Requirement – Each of the entries should be retyped precisely as it appears.

Entries taken from a collection
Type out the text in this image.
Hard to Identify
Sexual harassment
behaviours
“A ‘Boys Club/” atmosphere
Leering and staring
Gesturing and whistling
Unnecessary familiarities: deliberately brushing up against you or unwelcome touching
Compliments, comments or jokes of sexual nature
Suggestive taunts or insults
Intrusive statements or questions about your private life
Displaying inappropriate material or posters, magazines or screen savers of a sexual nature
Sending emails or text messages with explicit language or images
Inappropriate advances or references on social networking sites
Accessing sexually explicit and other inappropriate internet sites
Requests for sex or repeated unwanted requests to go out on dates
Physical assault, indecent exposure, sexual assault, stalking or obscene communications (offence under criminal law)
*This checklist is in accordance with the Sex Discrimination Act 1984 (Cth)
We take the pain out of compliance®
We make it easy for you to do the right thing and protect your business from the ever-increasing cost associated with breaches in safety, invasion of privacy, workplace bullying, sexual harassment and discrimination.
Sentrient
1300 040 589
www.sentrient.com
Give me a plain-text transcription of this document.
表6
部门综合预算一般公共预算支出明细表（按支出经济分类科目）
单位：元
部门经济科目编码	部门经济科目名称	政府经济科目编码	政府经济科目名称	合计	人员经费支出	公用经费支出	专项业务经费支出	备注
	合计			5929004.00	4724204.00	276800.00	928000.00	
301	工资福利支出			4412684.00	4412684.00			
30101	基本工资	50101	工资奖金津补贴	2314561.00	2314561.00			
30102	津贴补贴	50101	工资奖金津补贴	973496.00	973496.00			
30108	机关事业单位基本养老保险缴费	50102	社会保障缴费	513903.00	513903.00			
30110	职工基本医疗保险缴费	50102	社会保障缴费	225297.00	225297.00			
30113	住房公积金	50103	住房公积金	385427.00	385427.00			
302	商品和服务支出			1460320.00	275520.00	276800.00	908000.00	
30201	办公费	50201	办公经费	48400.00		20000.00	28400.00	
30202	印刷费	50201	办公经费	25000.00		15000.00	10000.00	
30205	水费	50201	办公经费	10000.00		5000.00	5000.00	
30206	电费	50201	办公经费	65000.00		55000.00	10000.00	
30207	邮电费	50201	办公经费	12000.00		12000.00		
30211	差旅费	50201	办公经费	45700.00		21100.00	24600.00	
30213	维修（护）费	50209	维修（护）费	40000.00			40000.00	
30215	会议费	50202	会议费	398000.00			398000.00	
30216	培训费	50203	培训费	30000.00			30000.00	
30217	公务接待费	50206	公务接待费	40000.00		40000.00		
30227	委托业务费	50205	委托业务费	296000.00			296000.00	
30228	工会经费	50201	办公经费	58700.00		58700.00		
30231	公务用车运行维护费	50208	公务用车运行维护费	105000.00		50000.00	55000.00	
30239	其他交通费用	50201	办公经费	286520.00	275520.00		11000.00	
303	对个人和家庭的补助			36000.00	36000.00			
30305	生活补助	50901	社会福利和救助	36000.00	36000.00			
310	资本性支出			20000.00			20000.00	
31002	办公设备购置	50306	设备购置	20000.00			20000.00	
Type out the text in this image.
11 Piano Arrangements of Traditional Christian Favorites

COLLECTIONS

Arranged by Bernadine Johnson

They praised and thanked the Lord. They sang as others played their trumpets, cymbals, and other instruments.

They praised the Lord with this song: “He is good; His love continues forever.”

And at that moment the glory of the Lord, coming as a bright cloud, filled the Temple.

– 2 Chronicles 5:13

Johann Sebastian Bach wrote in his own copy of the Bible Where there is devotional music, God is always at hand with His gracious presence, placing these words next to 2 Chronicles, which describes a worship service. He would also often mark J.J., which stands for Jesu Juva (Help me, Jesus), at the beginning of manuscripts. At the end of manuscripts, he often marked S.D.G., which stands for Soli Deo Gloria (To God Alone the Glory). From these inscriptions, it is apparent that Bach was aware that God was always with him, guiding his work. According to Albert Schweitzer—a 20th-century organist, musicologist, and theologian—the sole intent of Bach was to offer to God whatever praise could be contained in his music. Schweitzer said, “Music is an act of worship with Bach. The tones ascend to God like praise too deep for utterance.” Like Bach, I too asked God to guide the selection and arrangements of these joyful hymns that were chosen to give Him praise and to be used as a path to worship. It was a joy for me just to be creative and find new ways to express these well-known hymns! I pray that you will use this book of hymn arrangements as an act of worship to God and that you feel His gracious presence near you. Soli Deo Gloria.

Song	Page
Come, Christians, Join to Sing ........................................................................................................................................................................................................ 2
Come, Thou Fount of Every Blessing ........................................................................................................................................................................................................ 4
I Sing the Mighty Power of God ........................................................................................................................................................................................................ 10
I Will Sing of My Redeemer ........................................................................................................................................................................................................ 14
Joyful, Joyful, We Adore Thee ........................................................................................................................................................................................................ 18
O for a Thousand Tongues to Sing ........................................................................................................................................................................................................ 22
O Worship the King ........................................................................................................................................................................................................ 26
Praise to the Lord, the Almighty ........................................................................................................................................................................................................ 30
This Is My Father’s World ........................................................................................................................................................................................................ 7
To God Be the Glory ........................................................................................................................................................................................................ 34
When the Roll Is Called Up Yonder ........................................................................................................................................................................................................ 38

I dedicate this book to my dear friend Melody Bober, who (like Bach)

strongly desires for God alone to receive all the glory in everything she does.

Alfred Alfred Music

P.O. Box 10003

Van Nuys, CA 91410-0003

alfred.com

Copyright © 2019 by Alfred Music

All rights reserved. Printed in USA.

Expected output –
Type out the text in this image.
Hard to Identify
Sexual harassment
behaviours
“A ‘Boys Club/” atmosphere
Leering and staring
Gesturing and whistling
Unnecessary familiarities: deliberately brushing up against you or unwelcome touching
Compliments, comments or jokes of sexual nature
Suggestive taunts or insults
Intrusive statements or questions about your private life
Displaying inappropriate material or posters, magazines or screen savers of a sexual nature
Sending emails or text messages with explicit language or images
Inappropriate advances or references on social networking sites
Accessing sexually explicit and other inappropriate internet sites
Requests for sex or repeated unwanted requests to go out on dates
Physical assault, indecent exposure, sexual assault, stalking or obscene communications (offence under criminal law)
*This checklist is in accordance with the Sex Discrimination Act 1984 (Cth)
We take the pain out of compliance®
We make it easy for you to do the right thing and protect your business from the ever-increasing cost associated with breaches in safety, invasion of privacy, workplace bullying, sexual harassment and discrimination.
Sentrient
1300 040 589
www.sentrient.com
Give me a plain-text transcription of this document.
表6
部门综合预算一般公共预算支出明细表（按支出经济分类科目）
单位：元
部门经济科目编码	部门经济科目名称	政府经济科目编码	政府经济科目名称	合计	人员经费支出	公用经费支出	专项业务经费支出	备注
	合计			5929004.00	4724204.00	276800.00	928000.00	
301	工资福利支出			4412684.00	4412684.00			
30101	基本工资	50101	工资奖金津补贴	2314561.00	2314561.00			
30102	津贴补贴	50101	工资奖金津补贴	973496.00	973496.00			
30108	机关事业单位基本养老保险缴费	50102	社会保障缴费	513903.00	513903.00			
30110	职工基本医疗保险缴费	50102	社会保障缴费	225297.00	225297.00			
30113	住房公积金	50103	住房公积金	385427.00	385427.00			
302	商品和服务支出			1460320.00	275520.00	276800.00	908000.00	
30201	办公费	50201	办公经费	48400.00		20000.00	28400.00	
30202	印刷费	50201	办公经费	25000.00		15000.00	10000.00	
30205	水费	50201	办公经费	10000.00		5000.00	5000.00	
30206	电费	50201	办公经费	65000.00		55000.00	10000.00	
30207	邮电费	50201	办公经费	12000.00		12000.00		
30211	差旅费	50201	办公经费	45700.00		21100.00	24600.00	
30213	维修（护）费	50209	维修（护）费	40000.00			40000.00	
30215	会议费	50202	会议费	398000.00			398000.00	
30216	培训费	50203	培训费	30000.00			30000.00	
30217	公务接待费	50206	公务接待费	40000.00		40000.00		
30227	委托业务费	50205	委托业务费	296000.00			296000.00	
30228	工会经费	50201	办公经费	58700.00		58700.00		
30231	公务用车运行维护费	50208	公务用车运行维护费	105000.00		50000.00	55000.00	
30239	其他交通费用	50201	办公经费	286520.00	275520.00		11000.00	
303	对个人和家庭的补助			36000.00	36000.00			
30305	生活补助	50901	社会福利和救助	36000.00	36000.00			
310	资本性支出			20000.00			20000.00	
31002	办公设备购置	50306	设备购置	20000.00			20000.00	
Type out the text in this image.
11 Piano Arrangements of Traditional Christian Favorites

COLLECTIONS

Arranged by Bernadine Johnson

They praised and thanked the Lord. They sang as others played their trumpets, cymbals, and other instruments.

They praised the Lord with this song: “He is good; His love continues forever.”

And at that moment the glory of the Lord, coming as a bright cloud, filled the Temple.

– 2 Chronicles 5:13

Johann Sebastian Bach wrote in his own copy of the Bible Where there is devotional music, God is always at hand with His gracious presence, placing these words next to 2 Chronicles, which describes a worship service. He would also often mark J.J., which stands for Jesu Juva (Help me, Jesus), at the beginning of manuscripts. At the end of manuscripts, he often marked S.D.G., which stands for Soli Deo Gloria (To God Alone the Glory). From these inscriptions, it is apparent that Bach was aware that God was always with him, guiding his work. According to Albert Schweitzer—a 20th-century organist, musicologist, and theologian—the sole intent of Bach was to offer to God whatever praise could be contained in his music. Schweitzer said, “Music is an act of worship with Bach. The tones ascend to God like praise too deep for utterance.” Like Bach, I too asked God to guide the selection and arrangements of these joyful hymns that were chosen to give Him praise and to be used as a path to worship. It was a joy for me just to be creative and find new ways to express these well-known hymns! I pray that you will use this book of hymn arrangements as an act of worship to God and that you feel His gracious presence near you. Soli Deo Gloria.

Song	Page
Come, Christians, Join to Sing ........................................................................................................................................................................................................ 2
Come, Thou Fount of Every Blessing ........................................................................................................................................................................................................ 4
I Sing the Mighty Power of God ........................................................................................................................................................................................................ 10
I Will Sing of My Redeemer ........................................................................................................................................................................................................ 14
Joyful, Joyful, We Adore Thee ........................................................................................................................................................................................................ 18
O for a Thousand Tongues to Sing ........................................................................................................................................................................................................ 22
O Worship the King ........................................................................................................................................................................................................ 26
Praise to the Lord, the Almighty ........................................................................................................................................................................................................ 30
This Is My Father’s World ........................................................................................................................................................................................................ 7
To God Be the Glory ........................................................................................................................................................................................................ 34
When the Roll Is Called Up Yonder ........................................................................................................................................................................................................ 38

I dedicate this book to my dear friend Melody Bober, who (like Bach)

strongly desires for God alone to receive all the glory in everything she does.

Alfred Alfred Music

P.O. Box 10003

Van Nuys, CA 91410-0003

alfred.com

Copyright © 2019 by Alfred Music

All rights reserved. Printed in USA.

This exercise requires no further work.